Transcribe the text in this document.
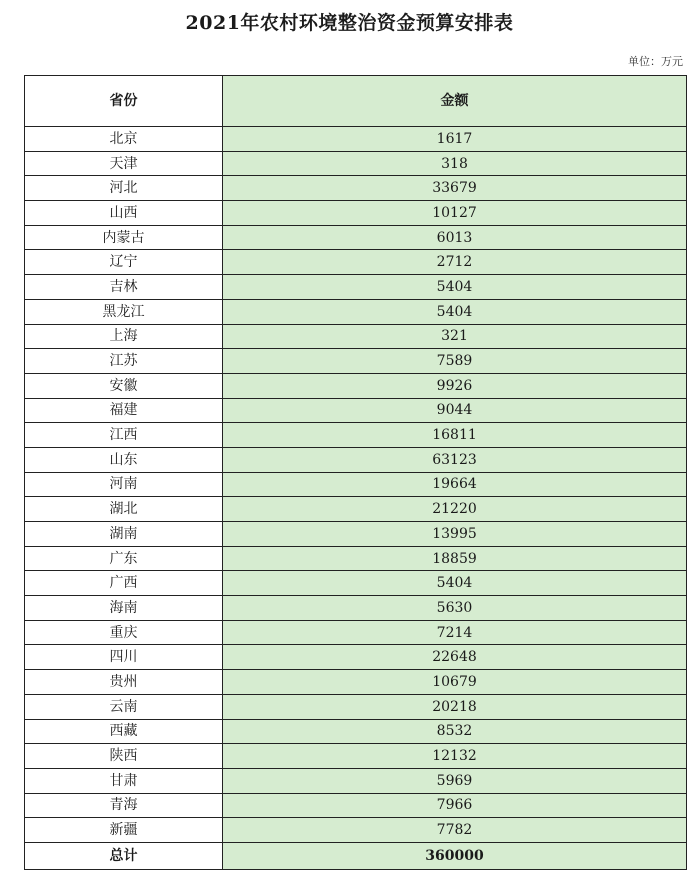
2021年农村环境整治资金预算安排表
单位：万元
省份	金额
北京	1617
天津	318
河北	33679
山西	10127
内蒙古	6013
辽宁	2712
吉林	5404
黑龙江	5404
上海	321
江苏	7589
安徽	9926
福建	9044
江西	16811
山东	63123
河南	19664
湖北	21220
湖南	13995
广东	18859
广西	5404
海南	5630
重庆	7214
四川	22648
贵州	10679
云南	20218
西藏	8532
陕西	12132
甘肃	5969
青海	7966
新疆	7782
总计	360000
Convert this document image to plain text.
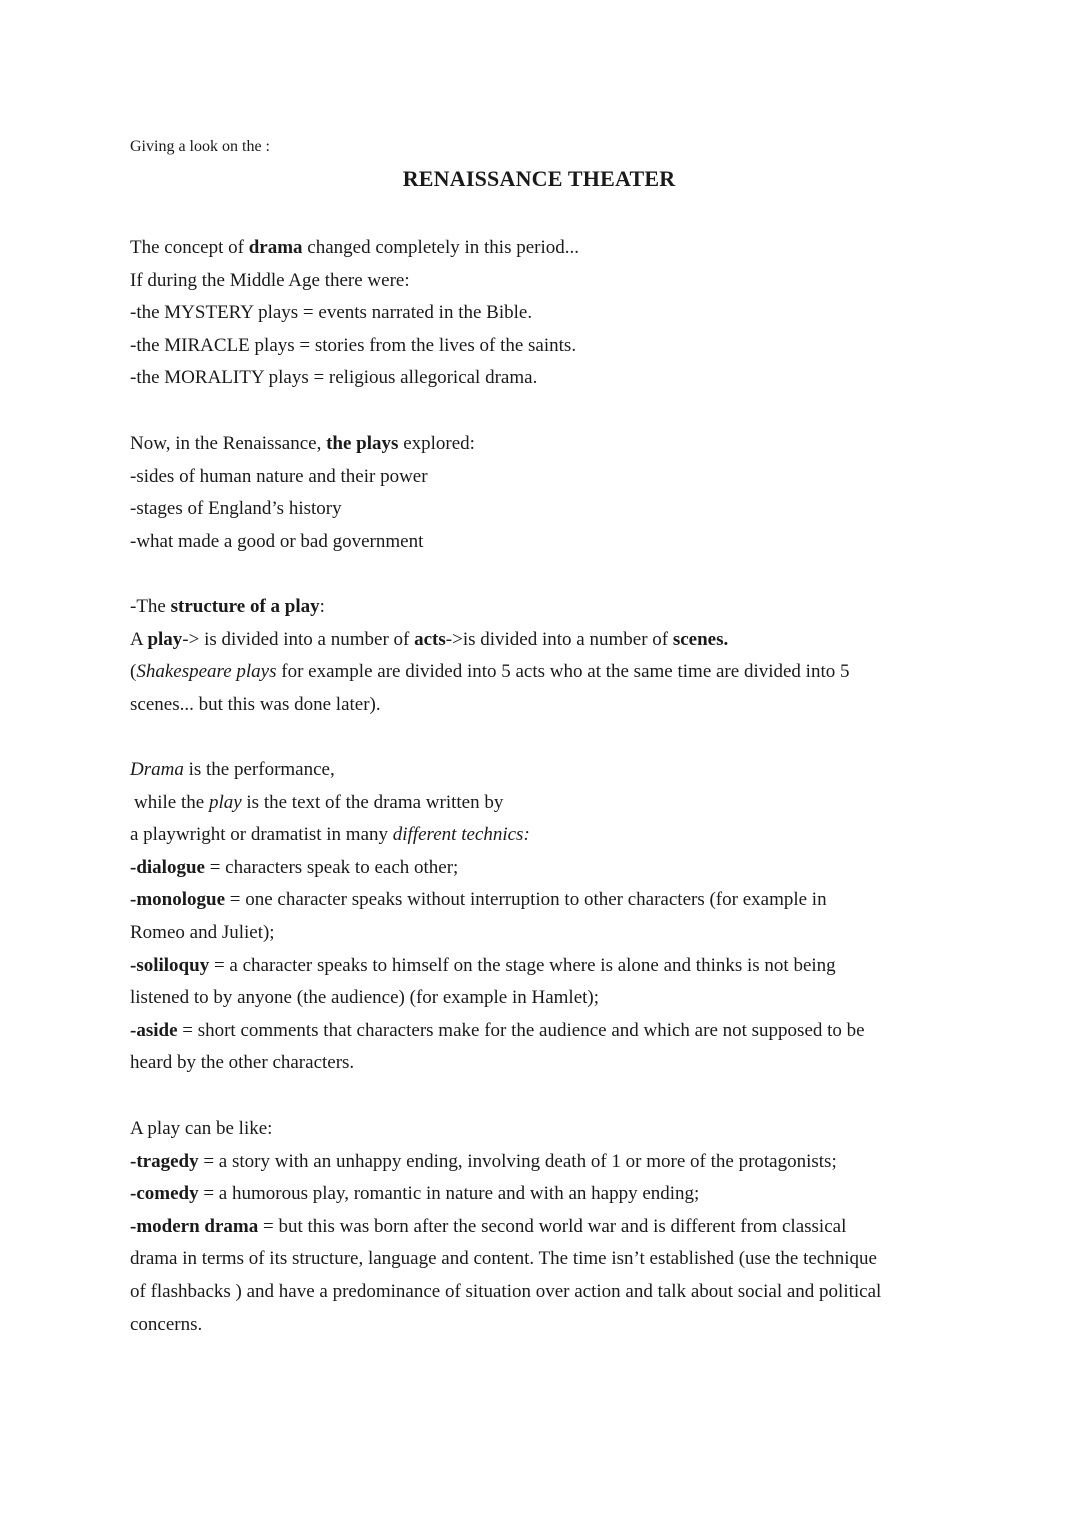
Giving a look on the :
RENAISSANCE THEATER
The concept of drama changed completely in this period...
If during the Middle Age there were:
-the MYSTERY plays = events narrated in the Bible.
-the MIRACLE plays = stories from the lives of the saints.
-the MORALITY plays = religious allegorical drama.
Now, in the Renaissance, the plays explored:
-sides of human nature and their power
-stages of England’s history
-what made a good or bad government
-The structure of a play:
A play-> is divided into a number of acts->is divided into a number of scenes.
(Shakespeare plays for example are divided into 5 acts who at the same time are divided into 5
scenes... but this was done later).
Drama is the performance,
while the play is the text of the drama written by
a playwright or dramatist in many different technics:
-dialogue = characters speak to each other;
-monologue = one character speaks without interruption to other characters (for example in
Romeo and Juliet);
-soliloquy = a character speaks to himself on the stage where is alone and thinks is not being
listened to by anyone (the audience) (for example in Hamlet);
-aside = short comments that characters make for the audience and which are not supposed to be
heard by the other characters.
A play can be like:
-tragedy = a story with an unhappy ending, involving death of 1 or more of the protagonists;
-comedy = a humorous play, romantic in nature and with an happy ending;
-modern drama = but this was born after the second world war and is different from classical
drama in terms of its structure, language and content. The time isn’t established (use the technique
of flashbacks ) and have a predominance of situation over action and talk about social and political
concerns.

Requirements: Every line from the one containing "Convert this document image to plain text." through the end of the data above should be copied exactly; nothing else is copied, and pictures are omitted.

Result:
Convert this document image to plain text.
Giving a look on the :
RENAISSANCE THEATER
The concept of drama changed completely in this period...
If during the Middle Age there were:
-the MYSTERY plays = events narrated in the Bible.
-the MIRACLE plays = stories from the lives of the saints.
-the MORALITY plays = religious allegorical drama.
Now, in the Renaissance, the plays explored:
-sides of human nature and their power
-stages of England’s history
-what made a good or bad government
-The structure of a play:
A play-> is divided into a number of acts->is divided into a number of scenes.
(Shakespeare plays for example are divided into 5 acts who at the same time are divided into 5
scenes... but this was done later).
Drama is the performance,
while the play is the text of the drama written by
a playwright or dramatist in many different technics:
-dialogue = characters speak to each other;
-monologue = one character speaks without interruption to other characters (for example in
Romeo and Juliet);
-soliloquy = a character speaks to himself on the stage where is alone and thinks is not being
listened to by anyone (the audience) (for example in Hamlet);
-aside = short comments that characters make for the audience and which are not supposed to be
heard by the other characters.
A play can be like:
-tragedy = a story with an unhappy ending, involving death of 1 or more of the protagonists;
-comedy = a humorous play, romantic in nature and with an happy ending;
-modern drama = but this was born after the second world war and is different from classical
drama in terms of its structure, language and content. The time isn’t established (use the technique
of flashbacks ) and have a predominance of situation over action and talk about social and political
concerns.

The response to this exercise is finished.